» Given task
Look through the data below. Collect every line where the word "sted" occurs.

Begin

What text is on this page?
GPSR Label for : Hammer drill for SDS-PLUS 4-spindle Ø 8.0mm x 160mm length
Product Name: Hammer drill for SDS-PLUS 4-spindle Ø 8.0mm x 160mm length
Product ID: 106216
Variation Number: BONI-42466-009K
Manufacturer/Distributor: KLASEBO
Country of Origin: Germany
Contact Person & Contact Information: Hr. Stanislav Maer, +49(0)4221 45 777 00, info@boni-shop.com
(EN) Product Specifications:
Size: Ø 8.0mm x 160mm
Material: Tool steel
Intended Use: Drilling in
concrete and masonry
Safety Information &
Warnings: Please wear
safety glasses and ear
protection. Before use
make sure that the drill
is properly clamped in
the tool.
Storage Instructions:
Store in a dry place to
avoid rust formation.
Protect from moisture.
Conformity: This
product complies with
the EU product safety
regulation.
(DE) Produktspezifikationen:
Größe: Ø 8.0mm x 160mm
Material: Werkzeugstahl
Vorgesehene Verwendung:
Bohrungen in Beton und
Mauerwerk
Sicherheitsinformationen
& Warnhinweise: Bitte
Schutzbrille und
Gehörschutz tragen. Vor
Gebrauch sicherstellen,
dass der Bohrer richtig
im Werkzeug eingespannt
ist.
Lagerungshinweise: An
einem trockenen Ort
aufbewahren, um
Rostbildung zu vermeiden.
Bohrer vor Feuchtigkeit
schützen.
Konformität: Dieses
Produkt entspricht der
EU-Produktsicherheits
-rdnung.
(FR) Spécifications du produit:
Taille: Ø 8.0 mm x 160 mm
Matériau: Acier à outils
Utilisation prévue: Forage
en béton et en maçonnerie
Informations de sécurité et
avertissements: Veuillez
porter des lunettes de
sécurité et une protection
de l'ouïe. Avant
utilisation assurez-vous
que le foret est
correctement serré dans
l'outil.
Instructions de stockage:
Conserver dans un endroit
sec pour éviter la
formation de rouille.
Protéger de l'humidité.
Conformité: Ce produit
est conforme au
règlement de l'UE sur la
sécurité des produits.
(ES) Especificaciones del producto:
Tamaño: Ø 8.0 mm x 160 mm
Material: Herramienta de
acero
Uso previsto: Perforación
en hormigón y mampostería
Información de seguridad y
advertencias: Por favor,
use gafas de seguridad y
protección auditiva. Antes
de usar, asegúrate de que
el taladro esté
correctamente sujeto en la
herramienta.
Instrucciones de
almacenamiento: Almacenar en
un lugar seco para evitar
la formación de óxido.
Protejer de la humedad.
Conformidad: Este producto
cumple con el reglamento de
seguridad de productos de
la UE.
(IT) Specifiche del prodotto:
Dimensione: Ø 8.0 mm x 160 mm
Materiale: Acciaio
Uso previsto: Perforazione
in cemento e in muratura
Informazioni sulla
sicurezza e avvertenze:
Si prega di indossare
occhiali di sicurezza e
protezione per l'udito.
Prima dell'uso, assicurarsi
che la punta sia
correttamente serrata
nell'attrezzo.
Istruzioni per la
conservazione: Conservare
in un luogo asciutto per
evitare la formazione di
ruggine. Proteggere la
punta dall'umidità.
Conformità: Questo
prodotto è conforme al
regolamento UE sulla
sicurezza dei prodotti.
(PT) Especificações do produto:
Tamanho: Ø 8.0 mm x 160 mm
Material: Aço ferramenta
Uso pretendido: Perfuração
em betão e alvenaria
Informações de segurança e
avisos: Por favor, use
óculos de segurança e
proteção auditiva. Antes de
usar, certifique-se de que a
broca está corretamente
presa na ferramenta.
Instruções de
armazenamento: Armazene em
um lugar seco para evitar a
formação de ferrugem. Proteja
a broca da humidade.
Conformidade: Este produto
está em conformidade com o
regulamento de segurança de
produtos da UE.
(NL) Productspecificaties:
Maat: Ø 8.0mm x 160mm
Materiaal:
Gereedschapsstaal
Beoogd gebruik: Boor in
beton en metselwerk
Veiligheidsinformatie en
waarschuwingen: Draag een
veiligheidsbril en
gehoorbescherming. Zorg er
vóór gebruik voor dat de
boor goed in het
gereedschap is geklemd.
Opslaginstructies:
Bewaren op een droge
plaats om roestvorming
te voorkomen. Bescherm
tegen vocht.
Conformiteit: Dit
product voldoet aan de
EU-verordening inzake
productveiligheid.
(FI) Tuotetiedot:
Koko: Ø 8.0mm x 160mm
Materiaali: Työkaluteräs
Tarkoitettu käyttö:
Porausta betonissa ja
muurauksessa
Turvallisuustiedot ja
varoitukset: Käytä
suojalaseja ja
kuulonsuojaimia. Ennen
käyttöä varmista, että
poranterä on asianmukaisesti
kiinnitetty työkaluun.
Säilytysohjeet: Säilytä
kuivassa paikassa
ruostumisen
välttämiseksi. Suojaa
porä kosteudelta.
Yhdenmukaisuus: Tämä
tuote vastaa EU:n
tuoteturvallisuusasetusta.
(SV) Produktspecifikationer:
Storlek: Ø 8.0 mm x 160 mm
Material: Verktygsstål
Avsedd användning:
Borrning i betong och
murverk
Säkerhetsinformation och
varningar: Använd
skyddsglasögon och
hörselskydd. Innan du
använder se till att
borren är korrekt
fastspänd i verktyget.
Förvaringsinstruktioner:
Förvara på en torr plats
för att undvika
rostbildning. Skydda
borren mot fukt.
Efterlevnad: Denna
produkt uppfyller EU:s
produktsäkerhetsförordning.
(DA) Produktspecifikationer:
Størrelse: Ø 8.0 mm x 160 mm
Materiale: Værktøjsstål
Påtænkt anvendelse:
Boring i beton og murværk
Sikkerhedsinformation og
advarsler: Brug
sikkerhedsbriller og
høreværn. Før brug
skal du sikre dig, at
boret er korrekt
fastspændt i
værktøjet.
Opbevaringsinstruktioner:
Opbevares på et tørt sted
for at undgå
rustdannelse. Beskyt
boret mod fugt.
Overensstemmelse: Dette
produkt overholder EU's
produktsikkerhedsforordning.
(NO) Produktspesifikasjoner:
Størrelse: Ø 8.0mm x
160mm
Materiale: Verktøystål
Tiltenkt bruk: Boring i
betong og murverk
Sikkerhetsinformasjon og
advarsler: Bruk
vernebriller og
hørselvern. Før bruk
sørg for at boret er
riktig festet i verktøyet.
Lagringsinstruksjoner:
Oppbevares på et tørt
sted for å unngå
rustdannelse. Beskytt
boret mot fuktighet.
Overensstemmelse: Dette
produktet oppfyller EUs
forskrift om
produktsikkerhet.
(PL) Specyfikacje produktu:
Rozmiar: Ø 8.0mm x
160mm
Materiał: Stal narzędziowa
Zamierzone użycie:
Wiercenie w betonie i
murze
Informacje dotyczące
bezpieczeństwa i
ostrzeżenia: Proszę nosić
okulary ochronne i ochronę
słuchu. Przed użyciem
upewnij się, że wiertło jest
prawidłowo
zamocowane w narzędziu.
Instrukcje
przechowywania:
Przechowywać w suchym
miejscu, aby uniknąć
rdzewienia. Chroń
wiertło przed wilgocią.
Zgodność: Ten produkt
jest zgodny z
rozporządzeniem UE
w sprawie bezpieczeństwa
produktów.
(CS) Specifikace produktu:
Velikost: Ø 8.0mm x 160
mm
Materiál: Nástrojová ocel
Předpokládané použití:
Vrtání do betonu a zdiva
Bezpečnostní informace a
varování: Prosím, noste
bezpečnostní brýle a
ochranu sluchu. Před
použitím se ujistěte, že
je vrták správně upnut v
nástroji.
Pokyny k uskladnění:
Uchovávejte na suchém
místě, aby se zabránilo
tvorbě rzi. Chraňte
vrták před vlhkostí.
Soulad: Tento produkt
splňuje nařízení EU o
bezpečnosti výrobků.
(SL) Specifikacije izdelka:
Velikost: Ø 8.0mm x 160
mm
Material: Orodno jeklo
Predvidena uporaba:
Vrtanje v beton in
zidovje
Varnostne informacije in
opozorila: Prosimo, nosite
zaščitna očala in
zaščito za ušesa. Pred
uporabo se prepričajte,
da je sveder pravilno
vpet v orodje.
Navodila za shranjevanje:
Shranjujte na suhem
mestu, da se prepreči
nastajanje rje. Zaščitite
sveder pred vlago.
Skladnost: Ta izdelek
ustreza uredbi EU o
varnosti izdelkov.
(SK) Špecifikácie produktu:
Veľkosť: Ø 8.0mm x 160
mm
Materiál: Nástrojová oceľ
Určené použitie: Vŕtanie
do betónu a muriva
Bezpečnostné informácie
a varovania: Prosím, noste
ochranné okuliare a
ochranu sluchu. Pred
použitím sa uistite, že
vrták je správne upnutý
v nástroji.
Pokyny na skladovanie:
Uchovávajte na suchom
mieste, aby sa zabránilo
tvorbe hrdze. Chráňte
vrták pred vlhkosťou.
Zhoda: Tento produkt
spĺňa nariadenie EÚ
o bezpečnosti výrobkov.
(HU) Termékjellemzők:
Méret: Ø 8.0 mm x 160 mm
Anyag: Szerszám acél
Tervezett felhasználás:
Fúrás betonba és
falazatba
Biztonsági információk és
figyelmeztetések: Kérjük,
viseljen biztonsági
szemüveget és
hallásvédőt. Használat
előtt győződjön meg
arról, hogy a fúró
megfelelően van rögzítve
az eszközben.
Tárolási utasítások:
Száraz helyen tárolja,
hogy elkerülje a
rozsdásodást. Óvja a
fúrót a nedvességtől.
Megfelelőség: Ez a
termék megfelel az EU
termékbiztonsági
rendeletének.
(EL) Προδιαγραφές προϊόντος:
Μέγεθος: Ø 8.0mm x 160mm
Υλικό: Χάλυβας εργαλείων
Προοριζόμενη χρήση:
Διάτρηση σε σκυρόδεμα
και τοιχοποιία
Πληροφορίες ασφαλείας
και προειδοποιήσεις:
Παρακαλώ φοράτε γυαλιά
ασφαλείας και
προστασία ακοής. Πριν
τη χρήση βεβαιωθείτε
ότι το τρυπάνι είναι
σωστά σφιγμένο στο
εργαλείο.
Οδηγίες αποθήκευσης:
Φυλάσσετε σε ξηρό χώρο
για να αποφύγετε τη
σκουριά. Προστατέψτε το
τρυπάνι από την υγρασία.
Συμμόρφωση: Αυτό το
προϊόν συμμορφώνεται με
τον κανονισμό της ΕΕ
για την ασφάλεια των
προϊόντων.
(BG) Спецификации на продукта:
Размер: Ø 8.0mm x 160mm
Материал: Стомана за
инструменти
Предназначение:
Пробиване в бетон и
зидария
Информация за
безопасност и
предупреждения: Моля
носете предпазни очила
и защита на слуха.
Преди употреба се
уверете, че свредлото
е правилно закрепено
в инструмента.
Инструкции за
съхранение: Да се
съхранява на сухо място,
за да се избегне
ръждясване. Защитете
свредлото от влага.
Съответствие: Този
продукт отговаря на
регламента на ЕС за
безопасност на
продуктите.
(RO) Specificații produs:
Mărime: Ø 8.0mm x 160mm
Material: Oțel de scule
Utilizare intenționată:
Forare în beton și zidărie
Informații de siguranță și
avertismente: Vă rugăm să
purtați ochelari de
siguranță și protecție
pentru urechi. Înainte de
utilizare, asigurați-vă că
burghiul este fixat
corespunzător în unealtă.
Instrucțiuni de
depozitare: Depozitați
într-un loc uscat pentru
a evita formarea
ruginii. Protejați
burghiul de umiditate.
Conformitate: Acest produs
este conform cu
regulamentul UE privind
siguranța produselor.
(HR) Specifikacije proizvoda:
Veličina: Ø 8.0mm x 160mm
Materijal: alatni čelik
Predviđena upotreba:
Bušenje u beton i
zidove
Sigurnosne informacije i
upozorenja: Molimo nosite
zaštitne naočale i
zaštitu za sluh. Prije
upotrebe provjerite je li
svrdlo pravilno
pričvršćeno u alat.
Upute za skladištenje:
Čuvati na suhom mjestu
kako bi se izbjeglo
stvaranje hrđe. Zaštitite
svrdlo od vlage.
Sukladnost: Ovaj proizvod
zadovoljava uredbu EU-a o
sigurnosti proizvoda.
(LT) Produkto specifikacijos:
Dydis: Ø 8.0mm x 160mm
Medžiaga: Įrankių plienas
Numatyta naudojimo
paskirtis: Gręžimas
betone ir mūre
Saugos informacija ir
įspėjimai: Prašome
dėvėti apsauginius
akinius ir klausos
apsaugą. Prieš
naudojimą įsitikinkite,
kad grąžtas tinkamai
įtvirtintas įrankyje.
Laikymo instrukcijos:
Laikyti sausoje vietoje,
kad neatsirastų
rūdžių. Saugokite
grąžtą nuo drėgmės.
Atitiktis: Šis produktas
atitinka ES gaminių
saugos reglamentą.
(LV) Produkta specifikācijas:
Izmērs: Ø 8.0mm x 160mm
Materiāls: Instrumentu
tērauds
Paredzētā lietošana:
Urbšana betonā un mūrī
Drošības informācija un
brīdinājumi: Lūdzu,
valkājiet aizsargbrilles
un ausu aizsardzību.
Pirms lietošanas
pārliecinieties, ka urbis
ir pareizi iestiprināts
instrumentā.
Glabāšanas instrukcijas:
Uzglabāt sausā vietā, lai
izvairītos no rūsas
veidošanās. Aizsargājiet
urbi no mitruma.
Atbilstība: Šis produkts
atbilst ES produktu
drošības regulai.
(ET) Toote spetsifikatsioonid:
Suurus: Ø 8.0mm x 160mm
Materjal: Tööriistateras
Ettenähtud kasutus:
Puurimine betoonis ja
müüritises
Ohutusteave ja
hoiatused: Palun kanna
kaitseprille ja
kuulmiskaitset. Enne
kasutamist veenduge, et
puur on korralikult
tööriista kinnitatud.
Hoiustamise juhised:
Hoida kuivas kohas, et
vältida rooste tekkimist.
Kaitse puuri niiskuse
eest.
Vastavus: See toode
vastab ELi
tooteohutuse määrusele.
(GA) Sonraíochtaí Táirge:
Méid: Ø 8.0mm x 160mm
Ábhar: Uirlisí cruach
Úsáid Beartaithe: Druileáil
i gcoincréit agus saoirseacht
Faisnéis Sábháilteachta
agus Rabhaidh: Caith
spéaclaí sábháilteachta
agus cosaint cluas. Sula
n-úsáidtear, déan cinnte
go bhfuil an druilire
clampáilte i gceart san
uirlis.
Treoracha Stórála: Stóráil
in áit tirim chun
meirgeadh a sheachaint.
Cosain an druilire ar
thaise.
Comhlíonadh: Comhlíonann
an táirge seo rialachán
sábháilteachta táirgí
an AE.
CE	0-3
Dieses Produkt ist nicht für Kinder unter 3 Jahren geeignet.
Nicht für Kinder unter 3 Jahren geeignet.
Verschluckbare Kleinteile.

End

» Written solution
Opbevares på et tørt sted
sted for å unngå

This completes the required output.